### Problem statement
Count how many lines of the data below contain the string "this"; the reply should be that number alone.

### Data to process
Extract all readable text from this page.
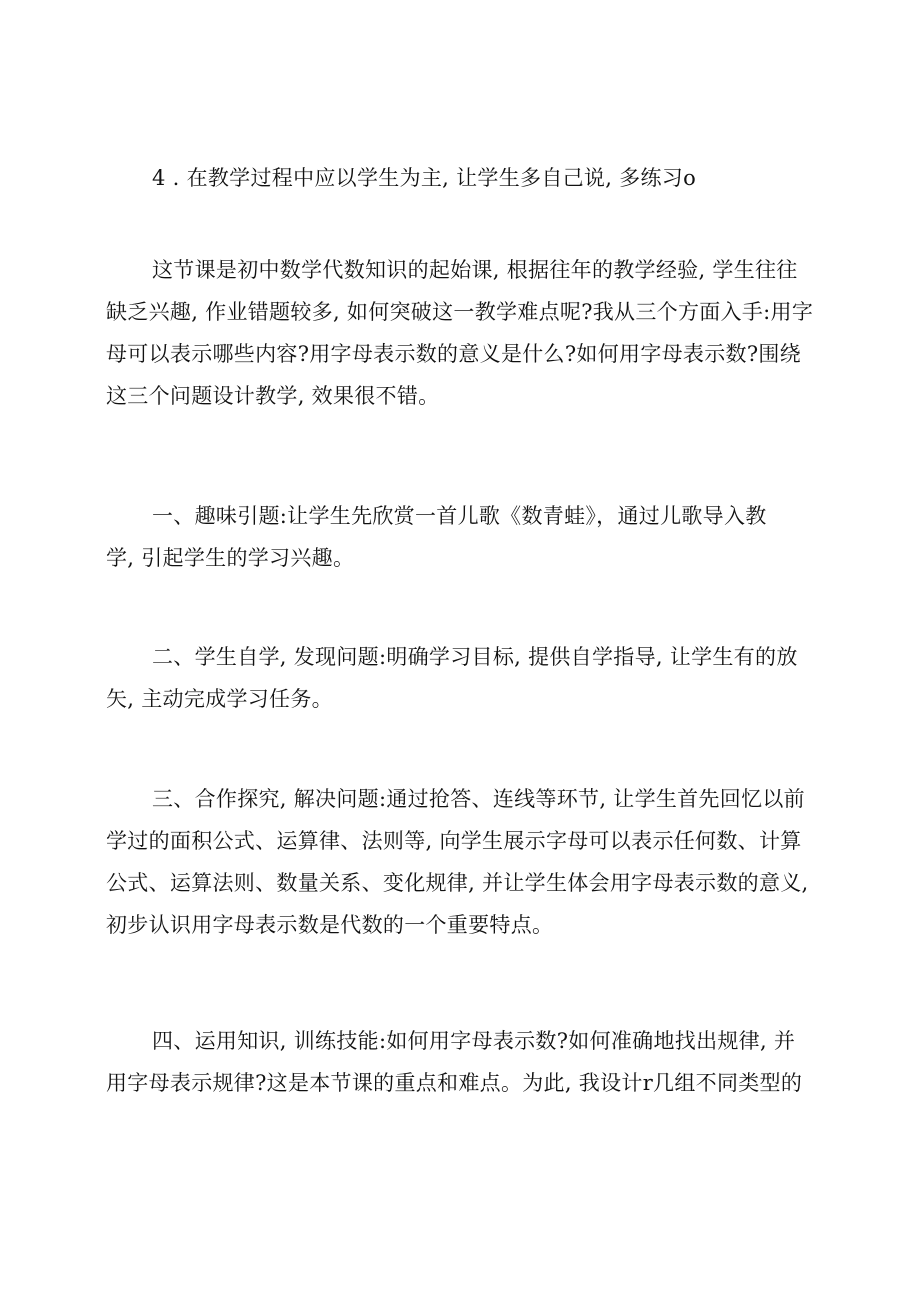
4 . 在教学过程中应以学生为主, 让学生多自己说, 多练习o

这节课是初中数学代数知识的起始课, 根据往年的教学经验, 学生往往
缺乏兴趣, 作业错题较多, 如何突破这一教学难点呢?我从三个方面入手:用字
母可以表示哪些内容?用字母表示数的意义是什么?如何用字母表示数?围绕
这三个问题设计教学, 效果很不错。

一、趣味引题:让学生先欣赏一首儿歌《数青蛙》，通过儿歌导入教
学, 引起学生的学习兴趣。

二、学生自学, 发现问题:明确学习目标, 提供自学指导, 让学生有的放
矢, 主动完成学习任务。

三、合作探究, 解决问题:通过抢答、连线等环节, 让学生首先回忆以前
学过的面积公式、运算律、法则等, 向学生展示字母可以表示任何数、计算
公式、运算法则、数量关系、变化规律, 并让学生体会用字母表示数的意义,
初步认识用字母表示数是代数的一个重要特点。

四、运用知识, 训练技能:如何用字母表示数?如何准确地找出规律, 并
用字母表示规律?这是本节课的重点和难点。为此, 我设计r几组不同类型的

* * *

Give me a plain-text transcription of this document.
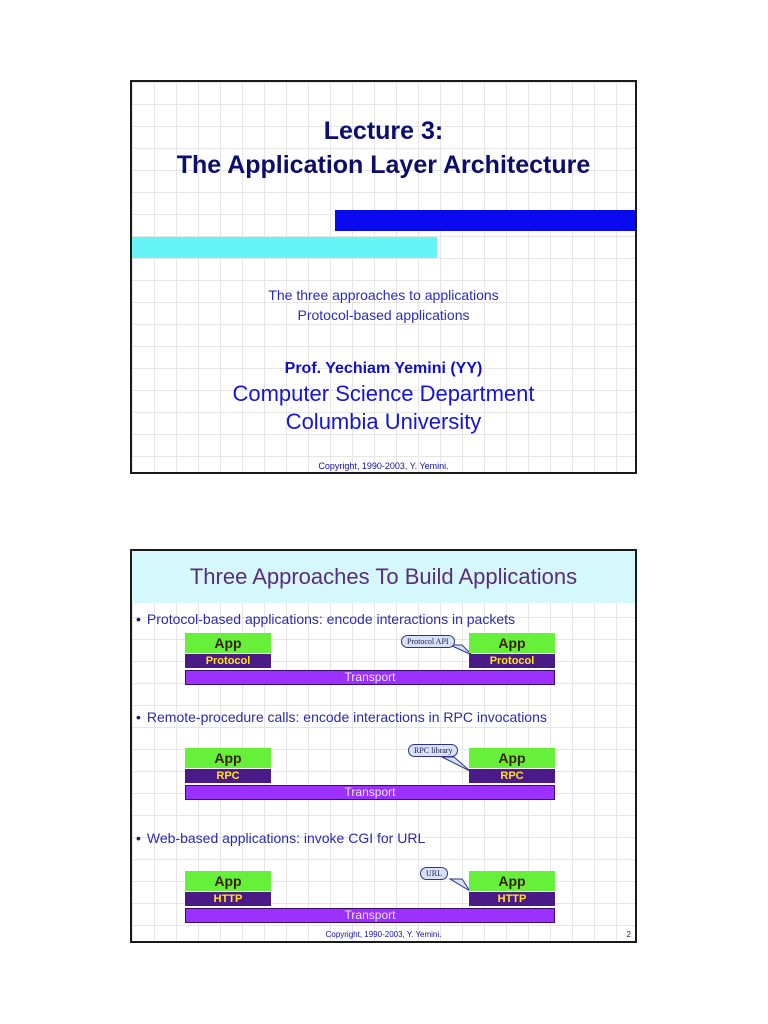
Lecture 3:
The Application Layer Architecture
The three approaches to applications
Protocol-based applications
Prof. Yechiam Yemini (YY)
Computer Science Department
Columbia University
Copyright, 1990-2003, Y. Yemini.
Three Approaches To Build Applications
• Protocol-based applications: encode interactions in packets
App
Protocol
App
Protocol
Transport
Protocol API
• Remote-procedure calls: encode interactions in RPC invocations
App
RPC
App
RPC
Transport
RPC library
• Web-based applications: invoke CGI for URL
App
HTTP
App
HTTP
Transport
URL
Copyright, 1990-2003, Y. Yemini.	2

### Written answer
2